● **Requirements**:
Go through the listing and copy each line with the string "оболочкой".

● **Listed entries**:
* * * * * * * * *
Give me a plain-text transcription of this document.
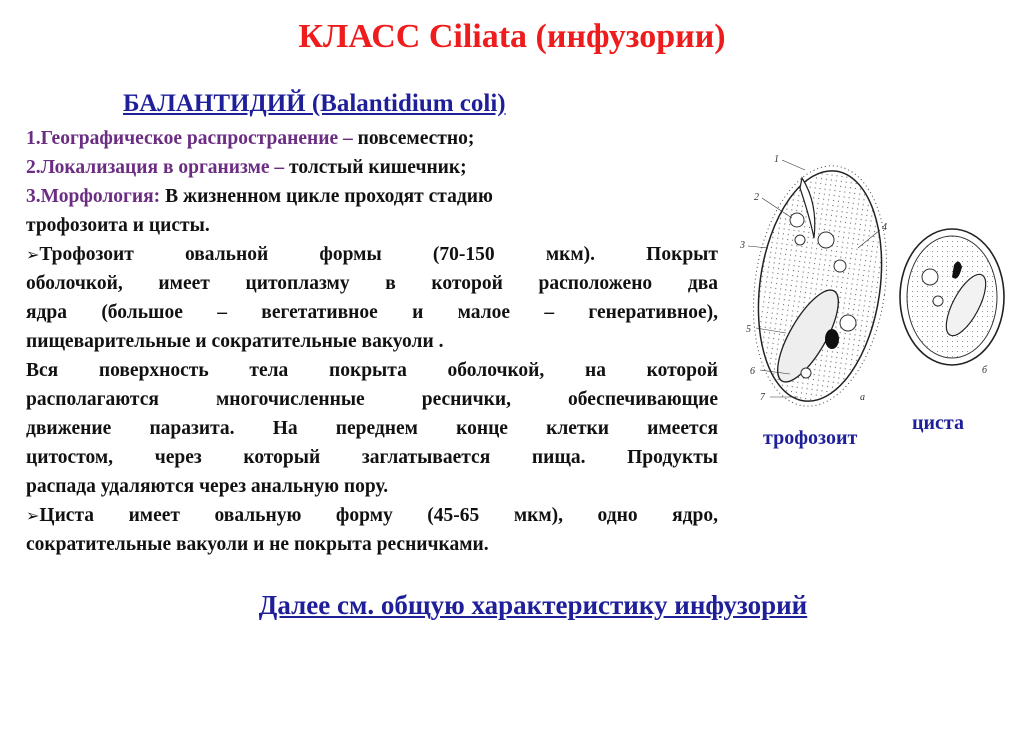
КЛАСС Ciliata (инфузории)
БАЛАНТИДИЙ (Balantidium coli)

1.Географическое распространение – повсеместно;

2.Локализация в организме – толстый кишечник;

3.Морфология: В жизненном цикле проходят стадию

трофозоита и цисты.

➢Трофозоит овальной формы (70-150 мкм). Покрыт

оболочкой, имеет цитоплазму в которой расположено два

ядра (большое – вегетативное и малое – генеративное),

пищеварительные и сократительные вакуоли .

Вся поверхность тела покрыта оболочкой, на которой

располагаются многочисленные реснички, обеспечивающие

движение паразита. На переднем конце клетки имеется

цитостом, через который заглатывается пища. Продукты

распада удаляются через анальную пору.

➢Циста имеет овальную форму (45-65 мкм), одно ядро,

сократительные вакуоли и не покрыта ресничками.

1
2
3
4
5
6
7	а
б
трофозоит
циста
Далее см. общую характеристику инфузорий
* * * * * * * * *
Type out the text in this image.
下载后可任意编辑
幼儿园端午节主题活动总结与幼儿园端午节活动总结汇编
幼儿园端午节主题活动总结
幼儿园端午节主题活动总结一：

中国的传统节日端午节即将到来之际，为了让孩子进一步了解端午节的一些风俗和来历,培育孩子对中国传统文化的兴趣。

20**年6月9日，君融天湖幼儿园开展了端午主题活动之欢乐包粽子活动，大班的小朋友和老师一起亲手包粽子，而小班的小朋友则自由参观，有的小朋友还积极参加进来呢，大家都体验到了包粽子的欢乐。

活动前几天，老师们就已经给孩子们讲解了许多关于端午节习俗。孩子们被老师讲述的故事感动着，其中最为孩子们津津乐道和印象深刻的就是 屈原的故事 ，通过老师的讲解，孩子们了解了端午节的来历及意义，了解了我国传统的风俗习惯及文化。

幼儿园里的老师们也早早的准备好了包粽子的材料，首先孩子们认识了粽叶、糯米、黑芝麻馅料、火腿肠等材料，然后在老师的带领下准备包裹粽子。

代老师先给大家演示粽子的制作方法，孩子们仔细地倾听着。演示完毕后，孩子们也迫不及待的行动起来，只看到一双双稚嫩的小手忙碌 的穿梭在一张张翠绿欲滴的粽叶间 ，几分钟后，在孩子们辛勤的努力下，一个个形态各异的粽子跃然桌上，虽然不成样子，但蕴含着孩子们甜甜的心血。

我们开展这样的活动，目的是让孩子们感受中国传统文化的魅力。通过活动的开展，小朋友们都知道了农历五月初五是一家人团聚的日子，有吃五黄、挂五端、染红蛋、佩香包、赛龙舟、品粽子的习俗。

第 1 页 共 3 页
* * * * * * * * *
● **Result for this exercise**:
оболочкой, имеет цитоплазму в которой расположено два
Вся поверхность тела покрыта оболочкой, на которой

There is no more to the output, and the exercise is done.